* What to produce: Which lines of the records contain "JSON"? Collect every one of them.

* Data provided:

-------------------------

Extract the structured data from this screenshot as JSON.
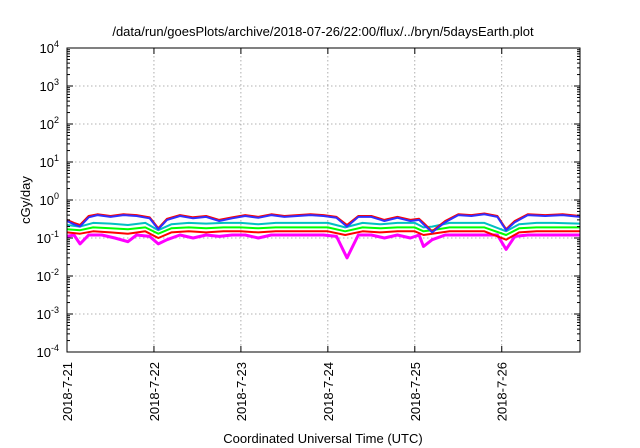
{
  "chart_data": {
    "type": "line",
    "title": "/data/run/goesPlots/archive/2018-07-26/22:00/flux/../bryn/5daysEarth.plot",
    "xlabel": "Coordinated Universal Time (UTC)",
    "ylabel": "cGy/day",
    "yscale": "log",
    "ylim": [
      0.0001,
      10000
    ],
    "y_ticks": [
      {
        "value": 0.0001,
        "base": "10",
        "exp": "-4"
      },
      {
        "value": 0.001,
        "base": "10",
        "exp": "-3"
      },
      {
        "value": 0.01,
        "base": "10",
        "exp": "-2"
      },
      {
        "value": 0.1,
        "base": "10",
        "exp": "-1"
      },
      {
        "value": 1,
        "base": "10",
        "exp": "0"
      },
      {
        "value": 10,
        "base": "10",
        "exp": "1"
      },
      {
        "value": 100,
        "base": "10",
        "exp": "2"
      },
      {
        "value": 1000,
        "base": "10",
        "exp": "3"
      },
      {
        "value": 10000,
        "base": "10",
        "exp": "4"
      }
    ],
    "xlim": [
      "2018-07-21",
      "2018-07-26 22:00"
    ],
    "x_ticks": [
      "2018-7-21",
      "2018-7-22",
      "2018-7-23",
      "2018-7-24",
      "2018-7-25",
      "2018-7-26"
    ],
    "grid": true,
    "legend": "none",
    "series": [
      {
        "color": "#ff00ff",
        "values": [
          [
            0,
            0.11
          ],
          [
            0.08,
            0.12
          ],
          [
            0.15,
            0.07
          ],
          [
            0.25,
            0.12
          ],
          [
            0.4,
            0.12
          ],
          [
            0.55,
            0.1
          ],
          [
            0.7,
            0.08
          ],
          [
            0.8,
            0.12
          ],
          [
            0.95,
            0.11
          ],
          [
            1.05,
            0.07
          ],
          [
            1.15,
            0.09
          ],
          [
            1.3,
            0.12
          ],
          [
            1.45,
            0.1
          ],
          [
            1.6,
            0.12
          ],
          [
            1.75,
            0.11
          ],
          [
            1.9,
            0.12
          ],
          [
            2.05,
            0.12
          ],
          [
            2.2,
            0.1
          ],
          [
            2.35,
            0.12
          ],
          [
            2.5,
            0.12
          ],
          [
            2.65,
            0.12
          ],
          [
            2.8,
            0.12
          ],
          [
            2.95,
            0.12
          ],
          [
            3.1,
            0.11
          ],
          [
            3.22,
            0.03
          ],
          [
            3.35,
            0.12
          ],
          [
            3.5,
            0.12
          ],
          [
            3.65,
            0.1
          ],
          [
            3.8,
            0.12
          ],
          [
            3.95,
            0.1
          ],
          [
            4.05,
            0.12
          ],
          [
            4.1,
            0.06
          ],
          [
            4.2,
            0.09
          ],
          [
            4.35,
            0.12
          ],
          [
            4.5,
            0.12
          ],
          [
            4.65,
            0.12
          ],
          [
            4.8,
            0.12
          ],
          [
            4.95,
            0.12
          ],
          [
            5.05,
            0.05
          ],
          [
            5.15,
            0.11
          ],
          [
            5.3,
            0.12
          ],
          [
            5.5,
            0.12
          ],
          [
            5.7,
            0.12
          ],
          [
            5.9,
            0.12
          ]
        ]
      },
      {
        "color": "#ff0000",
        "values": [
          [
            0,
            0.14
          ],
          [
            0.15,
            0.13
          ],
          [
            0.3,
            0.15
          ],
          [
            0.5,
            0.14
          ],
          [
            0.7,
            0.13
          ],
          [
            0.9,
            0.15
          ],
          [
            1.05,
            0.1
          ],
          [
            1.2,
            0.14
          ],
          [
            1.4,
            0.15
          ],
          [
            1.6,
            0.14
          ],
          [
            1.8,
            0.15
          ],
          [
            2.0,
            0.15
          ],
          [
            2.2,
            0.14
          ],
          [
            2.4,
            0.15
          ],
          [
            2.6,
            0.15
          ],
          [
            2.8,
            0.15
          ],
          [
            3.0,
            0.15
          ],
          [
            3.2,
            0.12
          ],
          [
            3.4,
            0.15
          ],
          [
            3.6,
            0.14
          ],
          [
            3.8,
            0.15
          ],
          [
            4.0,
            0.15
          ],
          [
            4.1,
            0.12
          ],
          [
            4.2,
            0.13
          ],
          [
            4.4,
            0.15
          ],
          [
            4.6,
            0.15
          ],
          [
            4.8,
            0.15
          ],
          [
            5.05,
            0.09
          ],
          [
            5.2,
            0.14
          ],
          [
            5.4,
            0.15
          ],
          [
            5.6,
            0.15
          ],
          [
            5.9,
            0.15
          ]
        ]
      },
      {
        "color": "#00ff00",
        "values": [
          [
            0,
            0.17
          ],
          [
            0.15,
            0.16
          ],
          [
            0.3,
            0.19
          ],
          [
            0.5,
            0.18
          ],
          [
            0.7,
            0.17
          ],
          [
            0.9,
            0.19
          ],
          [
            1.05,
            0.13
          ],
          [
            1.2,
            0.18
          ],
          [
            1.4,
            0.19
          ],
          [
            1.6,
            0.18
          ],
          [
            1.8,
            0.19
          ],
          [
            2.0,
            0.19
          ],
          [
            2.2,
            0.18
          ],
          [
            2.4,
            0.19
          ],
          [
            2.6,
            0.19
          ],
          [
            2.8,
            0.19
          ],
          [
            3.0,
            0.19
          ],
          [
            3.2,
            0.15
          ],
          [
            3.4,
            0.19
          ],
          [
            3.6,
            0.18
          ],
          [
            3.8,
            0.19
          ],
          [
            4.0,
            0.19
          ],
          [
            4.1,
            0.15
          ],
          [
            4.2,
            0.16
          ],
          [
            4.4,
            0.19
          ],
          [
            4.6,
            0.19
          ],
          [
            4.8,
            0.19
          ],
          [
            5.05,
            0.12
          ],
          [
            5.2,
            0.18
          ],
          [
            5.4,
            0.19
          ],
          [
            5.6,
            0.19
          ],
          [
            5.9,
            0.19
          ]
        ]
      },
      {
        "color": "#00c0c0",
        "values": [
          [
            0,
            0.22
          ],
          [
            0.15,
            0.2
          ],
          [
            0.3,
            0.25
          ],
          [
            0.5,
            0.24
          ],
          [
            0.7,
            0.22
          ],
          [
            0.9,
            0.25
          ],
          [
            1.05,
            0.16
          ],
          [
            1.2,
            0.23
          ],
          [
            1.4,
            0.25
          ],
          [
            1.6,
            0.24
          ],
          [
            1.8,
            0.25
          ],
          [
            2.0,
            0.25
          ],
          [
            2.2,
            0.23
          ],
          [
            2.4,
            0.25
          ],
          [
            2.6,
            0.25
          ],
          [
            2.8,
            0.25
          ],
          [
            3.0,
            0.25
          ],
          [
            3.2,
            0.19
          ],
          [
            3.4,
            0.25
          ],
          [
            3.6,
            0.23
          ],
          [
            3.8,
            0.25
          ],
          [
            4.0,
            0.25
          ],
          [
            4.1,
            0.19
          ],
          [
            4.2,
            0.2
          ],
          [
            4.4,
            0.25
          ],
          [
            4.6,
            0.25
          ],
          [
            4.8,
            0.25
          ],
          [
            5.05,
            0.15
          ],
          [
            5.2,
            0.23
          ],
          [
            5.4,
            0.25
          ],
          [
            5.6,
            0.25
          ],
          [
            5.9,
            0.24
          ]
        ]
      },
      {
        "color": "#ff0000",
        "values": [
          [
            0,
            0.3
          ],
          [
            0.08,
            0.25
          ],
          [
            0.15,
            0.22
          ],
          [
            0.25,
            0.38
          ],
          [
            0.35,
            0.42
          ],
          [
            0.5,
            0.38
          ],
          [
            0.65,
            0.42
          ],
          [
            0.8,
            0.4
          ],
          [
            0.95,
            0.35
          ],
          [
            1.05,
            0.18
          ],
          [
            1.15,
            0.32
          ],
          [
            1.3,
            0.4
          ],
          [
            1.45,
            0.35
          ],
          [
            1.6,
            0.38
          ],
          [
            1.75,
            0.3
          ],
          [
            1.9,
            0.35
          ],
          [
            2.05,
            0.4
          ],
          [
            2.2,
            0.36
          ],
          [
            2.35,
            0.42
          ],
          [
            2.5,
            0.38
          ],
          [
            2.65,
            0.4
          ],
          [
            2.8,
            0.42
          ],
          [
            2.95,
            0.4
          ],
          [
            3.1,
            0.36
          ],
          [
            3.22,
            0.22
          ],
          [
            3.35,
            0.38
          ],
          [
            3.5,
            0.38
          ],
          [
            3.65,
            0.3
          ],
          [
            3.8,
            0.36
          ],
          [
            3.95,
            0.3
          ],
          [
            4.05,
            0.32
          ],
          [
            4.1,
            0.25
          ],
          [
            4.2,
            0.15
          ],
          [
            4.35,
            0.28
          ],
          [
            4.5,
            0.42
          ],
          [
            4.65,
            0.4
          ],
          [
            4.8,
            0.44
          ],
          [
            4.95,
            0.38
          ],
          [
            5.05,
            0.17
          ],
          [
            5.15,
            0.28
          ],
          [
            5.3,
            0.42
          ],
          [
            5.5,
            0.4
          ],
          [
            5.7,
            0.42
          ],
          [
            5.9,
            0.38
          ]
        ]
      },
      {
        "color": "#3030ff",
        "values": [
          [
            0,
            0.28
          ],
          [
            0.08,
            0.23
          ],
          [
            0.15,
            0.2
          ],
          [
            0.25,
            0.35
          ],
          [
            0.35,
            0.4
          ],
          [
            0.5,
            0.36
          ],
          [
            0.65,
            0.4
          ],
          [
            0.8,
            0.38
          ],
          [
            0.95,
            0.33
          ],
          [
            1.05,
            0.17
          ],
          [
            1.15,
            0.3
          ],
          [
            1.3,
            0.38
          ],
          [
            1.45,
            0.33
          ],
          [
            1.6,
            0.36
          ],
          [
            1.75,
            0.28
          ],
          [
            1.9,
            0.33
          ],
          [
            2.05,
            0.38
          ],
          [
            2.2,
            0.34
          ],
          [
            2.35,
            0.4
          ],
          [
            2.5,
            0.36
          ],
          [
            2.65,
            0.38
          ],
          [
            2.8,
            0.4
          ],
          [
            2.95,
            0.38
          ],
          [
            3.1,
            0.34
          ],
          [
            3.22,
            0.2
          ],
          [
            3.35,
            0.36
          ],
          [
            3.5,
            0.36
          ],
          [
            3.65,
            0.28
          ],
          [
            3.8,
            0.34
          ],
          [
            3.95,
            0.28
          ],
          [
            4.05,
            0.3
          ],
          [
            4.1,
            0.23
          ],
          [
            4.2,
            0.14
          ],
          [
            4.35,
            0.26
          ],
          [
            4.5,
            0.4
          ],
          [
            4.65,
            0.38
          ],
          [
            4.8,
            0.42
          ],
          [
            4.95,
            0.36
          ],
          [
            5.05,
            0.16
          ],
          [
            5.15,
            0.26
          ],
          [
            5.3,
            0.4
          ],
          [
            5.5,
            0.38
          ],
          [
            5.7,
            0.4
          ],
          [
            5.9,
            0.36
          ]
        ]
      }
    ]
  }
}
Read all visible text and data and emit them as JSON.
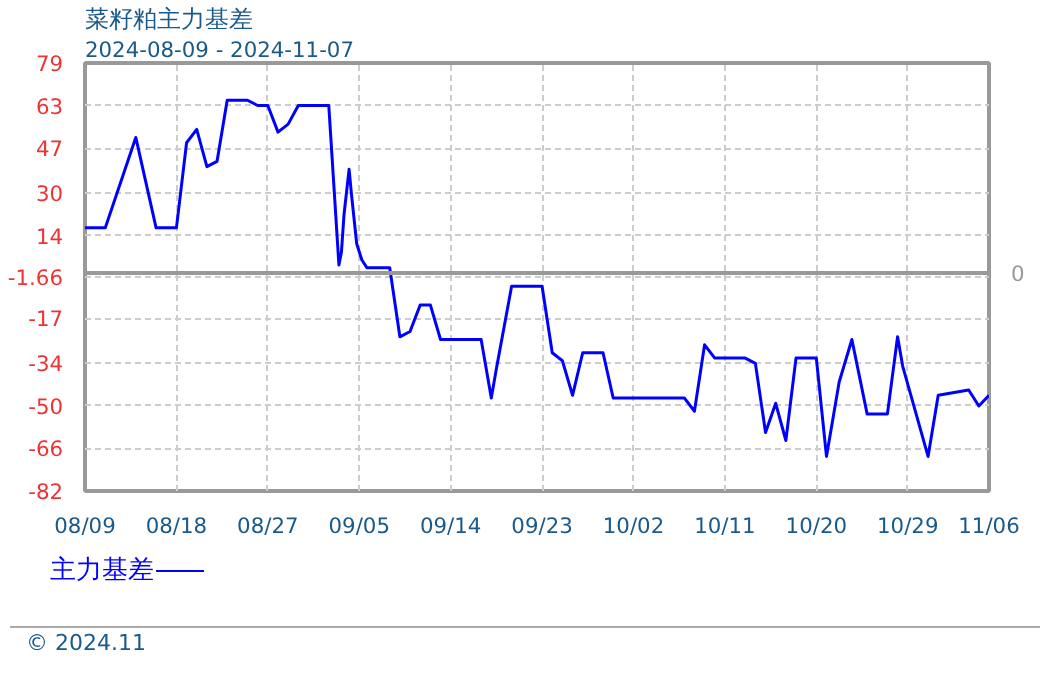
{
  "chart_data": {
    "type": "line",
    "title": "菜籽粕主力基差",
    "subtitle": "2024-08-09 - 2024-11-07",
    "x": [
      "2024-08-09",
      "2024-08-11",
      "2024-08-14",
      "2024-08-16",
      "2024-08-18",
      "2024-08-19",
      "2024-08-20",
      "2024-08-21",
      "2024-08-22",
      "2024-08-23",
      "2024-08-25",
      "2024-08-26",
      "2024-08-27",
      "2024-08-28",
      "2024-08-29",
      "2024-08-30",
      "2024-09-02",
      "2024-09-02T12:00",
      "2024-09-03",
      "2024-09-03T06:00",
      "2024-09-03T12:00",
      "2024-09-04",
      "2024-09-04T06:00",
      "2024-09-04T18:00",
      "2024-09-05T06:00",
      "2024-09-05T18:00",
      "2024-09-08",
      "2024-09-09",
      "2024-09-10",
      "2024-09-11",
      "2024-09-12",
      "2024-09-13",
      "2024-09-17",
      "2024-09-18",
      "2024-09-18T12:00",
      "2024-09-20",
      "2024-09-23",
      "2024-09-24",
      "2024-09-25",
      "2024-09-26",
      "2024-09-27",
      "2024-09-29",
      "2024-09-30",
      "2024-10-07",
      "2024-10-08",
      "2024-10-09",
      "2024-10-10",
      "2024-10-13",
      "2024-10-14",
      "2024-10-15",
      "2024-10-16",
      "2024-10-17",
      "2024-10-18",
      "2024-10-20",
      "2024-10-21",
      "2024-10-22T06:00",
      "2024-10-23T12:00",
      "2024-10-25",
      "2024-10-27",
      "2024-10-28",
      "2024-10-28T12:00",
      "2024-10-31",
      "2024-11-01",
      "2024-11-04",
      "2024-11-05",
      "2024-11-06"
    ],
    "series": [
      {
        "name": "主力基差",
        "color": "#0000ff",
        "values": [
          17,
          17,
          51,
          17,
          17,
          49,
          54,
          40,
          42,
          65,
          65,
          63,
          63,
          53,
          56,
          63,
          63,
          33,
          3,
          8,
          22,
          39,
          29,
          11,
          5,
          2,
          2,
          -24,
          -22,
          -12,
          -12,
          -25,
          -25,
          -47,
          -36,
          -5,
          -5,
          -30,
          -33,
          -46,
          -30,
          -30,
          -47,
          -47,
          -52,
          -27,
          -32,
          -32,
          -34,
          -60,
          -49,
          -63,
          -32,
          -32,
          -69,
          -41,
          -25,
          -53,
          -53,
          -24,
          -35,
          -69,
          -46,
          -44,
          -50,
          -46
        ]
      }
    ],
    "xlim": [
      "2024-08-09",
      "2024-11-06"
    ],
    "xticks": [
      {
        "value": "2024-08-09",
        "label": "08/09"
      },
      {
        "value": "2024-08-18",
        "label": "08/18"
      },
      {
        "value": "2024-08-27",
        "label": "08/27"
      },
      {
        "value": "2024-09-05",
        "label": "09/05"
      },
      {
        "value": "2024-09-14",
        "label": "09/14"
      },
      {
        "value": "2024-09-23",
        "label": "09/23"
      },
      {
        "value": "2024-10-02",
        "label": "10/02"
      },
      {
        "value": "2024-10-11",
        "label": "10/11"
      },
      {
        "value": "2024-10-20",
        "label": "10/20"
      },
      {
        "value": "2024-10-29",
        "label": "10/29"
      },
      {
        "value": "2024-11-06",
        "label": "11/06"
      }
    ],
    "ylim": [
      -82,
      79
    ],
    "yticks": [
      79,
      63,
      47,
      30,
      14,
      -1.66,
      -17,
      -34,
      -50,
      -66,
      -82
    ],
    "ref_lines": [
      {
        "axis": "y",
        "value": 0,
        "label": "0",
        "color": "#999999"
      }
    ],
    "grid": true,
    "legend": "bottom left",
    "line_style": "solid",
    "marker": "none",
    "annotations": [
      "© 2024.11"
    ]
  }
}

-------------------------

* Output for this exercise:
Extract the structured data from this screenshot as JSON.
Read all visible text and data and emit them as JSON.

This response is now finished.